Extracted data entries
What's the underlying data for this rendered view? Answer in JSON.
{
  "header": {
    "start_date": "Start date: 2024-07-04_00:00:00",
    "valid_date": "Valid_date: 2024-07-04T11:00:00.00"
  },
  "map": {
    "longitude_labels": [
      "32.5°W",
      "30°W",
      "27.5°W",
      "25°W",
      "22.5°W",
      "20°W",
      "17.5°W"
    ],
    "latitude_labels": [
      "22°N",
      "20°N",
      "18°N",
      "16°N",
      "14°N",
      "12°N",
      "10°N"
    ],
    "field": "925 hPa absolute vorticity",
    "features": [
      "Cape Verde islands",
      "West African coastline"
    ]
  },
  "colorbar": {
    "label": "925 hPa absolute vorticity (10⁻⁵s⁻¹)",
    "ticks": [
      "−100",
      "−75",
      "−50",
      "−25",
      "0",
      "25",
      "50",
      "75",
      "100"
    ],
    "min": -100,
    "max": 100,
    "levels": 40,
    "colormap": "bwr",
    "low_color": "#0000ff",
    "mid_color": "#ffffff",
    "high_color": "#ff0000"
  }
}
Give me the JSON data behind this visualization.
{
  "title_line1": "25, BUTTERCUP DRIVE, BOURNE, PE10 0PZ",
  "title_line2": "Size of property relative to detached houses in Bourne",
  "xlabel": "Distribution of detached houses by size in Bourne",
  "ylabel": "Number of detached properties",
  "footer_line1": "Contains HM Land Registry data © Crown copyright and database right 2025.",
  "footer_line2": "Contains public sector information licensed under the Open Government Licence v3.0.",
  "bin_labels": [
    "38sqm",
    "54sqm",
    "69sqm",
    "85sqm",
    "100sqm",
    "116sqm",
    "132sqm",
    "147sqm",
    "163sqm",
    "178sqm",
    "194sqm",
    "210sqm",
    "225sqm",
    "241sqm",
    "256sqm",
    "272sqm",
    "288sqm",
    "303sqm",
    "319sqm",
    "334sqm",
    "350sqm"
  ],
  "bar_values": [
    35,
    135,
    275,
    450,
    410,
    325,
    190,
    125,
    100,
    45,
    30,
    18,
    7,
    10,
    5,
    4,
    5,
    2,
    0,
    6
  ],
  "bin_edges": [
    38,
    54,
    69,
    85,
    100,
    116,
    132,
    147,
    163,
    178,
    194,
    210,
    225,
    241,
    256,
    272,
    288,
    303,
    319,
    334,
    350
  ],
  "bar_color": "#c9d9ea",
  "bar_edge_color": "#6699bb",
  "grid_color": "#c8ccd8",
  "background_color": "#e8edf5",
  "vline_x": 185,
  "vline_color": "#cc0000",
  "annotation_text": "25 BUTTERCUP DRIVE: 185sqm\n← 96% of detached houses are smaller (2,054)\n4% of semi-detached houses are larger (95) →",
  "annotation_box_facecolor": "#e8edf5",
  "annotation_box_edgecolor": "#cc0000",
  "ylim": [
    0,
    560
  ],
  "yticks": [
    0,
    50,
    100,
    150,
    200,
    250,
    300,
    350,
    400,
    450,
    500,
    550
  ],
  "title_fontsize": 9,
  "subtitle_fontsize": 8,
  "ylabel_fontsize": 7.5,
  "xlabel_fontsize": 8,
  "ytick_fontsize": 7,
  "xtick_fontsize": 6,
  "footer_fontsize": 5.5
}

- [Written exercise]: Collect each line of the entries that has the word "BUTTERCUP", copying it in full.

- [Solution]:
  "title_line1": "25, BUTTERCUP DRIVE, BOURNE, PE10 0PZ",
  "annotation_text": "25 BUTTERCUP DRIVE: 185sqm\n← 96% of detached houses are smaller (2,054)\n4% of semi-detached houses are larger (95) →",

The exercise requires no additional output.